▸ Material to process:
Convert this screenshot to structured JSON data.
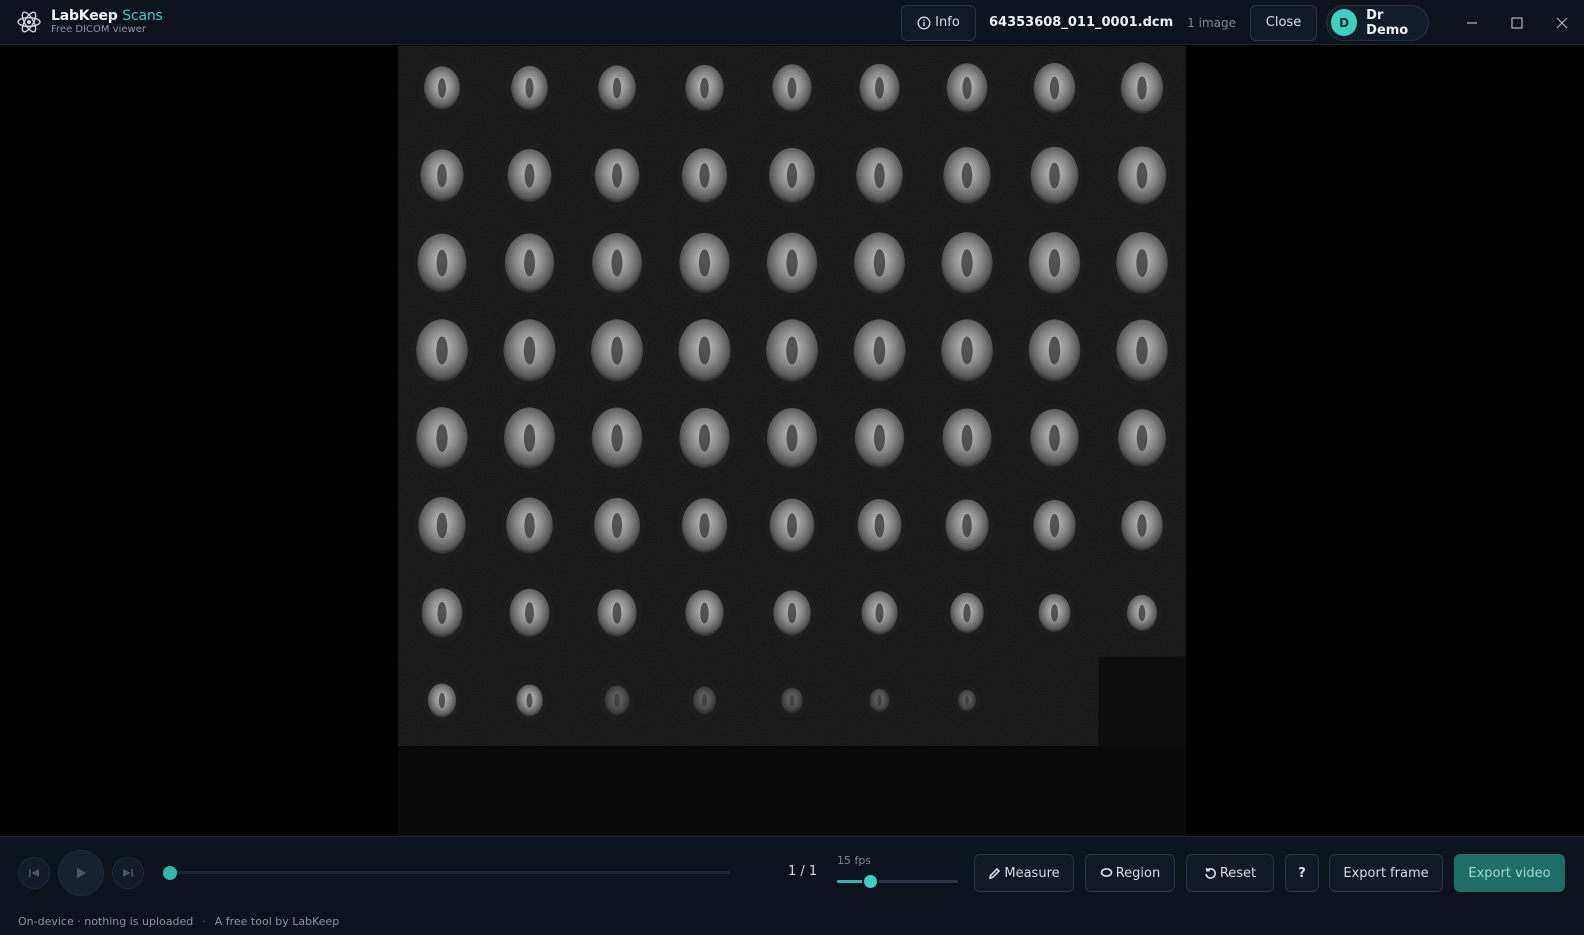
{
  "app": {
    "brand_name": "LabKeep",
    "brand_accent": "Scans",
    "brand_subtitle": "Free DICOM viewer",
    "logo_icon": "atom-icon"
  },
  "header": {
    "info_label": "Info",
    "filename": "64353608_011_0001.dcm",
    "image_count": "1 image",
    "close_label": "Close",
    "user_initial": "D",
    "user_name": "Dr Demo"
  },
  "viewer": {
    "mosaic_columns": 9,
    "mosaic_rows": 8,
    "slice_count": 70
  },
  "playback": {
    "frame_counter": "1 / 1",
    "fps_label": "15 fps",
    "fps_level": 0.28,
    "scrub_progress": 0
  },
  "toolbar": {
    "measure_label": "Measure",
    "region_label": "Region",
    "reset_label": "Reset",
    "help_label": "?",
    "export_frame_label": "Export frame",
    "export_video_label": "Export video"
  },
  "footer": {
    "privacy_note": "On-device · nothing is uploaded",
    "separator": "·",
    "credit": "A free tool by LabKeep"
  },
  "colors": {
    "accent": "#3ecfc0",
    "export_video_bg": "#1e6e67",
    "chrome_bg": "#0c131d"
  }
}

▸ Task:
Word for word, quote the lines above. Omit the pictures.

▸ Answer in full:
Convert this screenshot to structured JSON data.
{
  "app": {
    "brand_name": "LabKeep",
    "brand_accent": "Scans",
    "brand_subtitle": "Free DICOM viewer",
    "logo_icon": "atom-icon"
  },
  "header": {
    "info_label": "Info",
    "filename": "64353608_011_0001.dcm",
    "image_count": "1 image",
    "close_label": "Close",
    "user_initial": "D",
    "user_name": "Dr Demo"
  },
  "viewer": {
    "mosaic_columns": 9,
    "mosaic_rows": 8,
    "slice_count": 70
  },
  "playback": {
    "frame_counter": "1 / 1",
    "fps_label": "15 fps",
    "fps_level": 0.28,
    "scrub_progress": 0
  },
  "toolbar": {
    "measure_label": "Measure",
    "region_label": "Region",
    "reset_label": "Reset",
    "help_label": "?",
    "export_frame_label": "Export frame",
    "export_video_label": "Export video"
  },
  "footer": {
    "privacy_note": "On-device · nothing is uploaded",
    "separator": "·",
    "credit": "A free tool by LabKeep"
  },
  "colors": {
    "accent": "#3ecfc0",
    "export_video_bg": "#1e6e67",
    "chrome_bg": "#0c131d"
  }
}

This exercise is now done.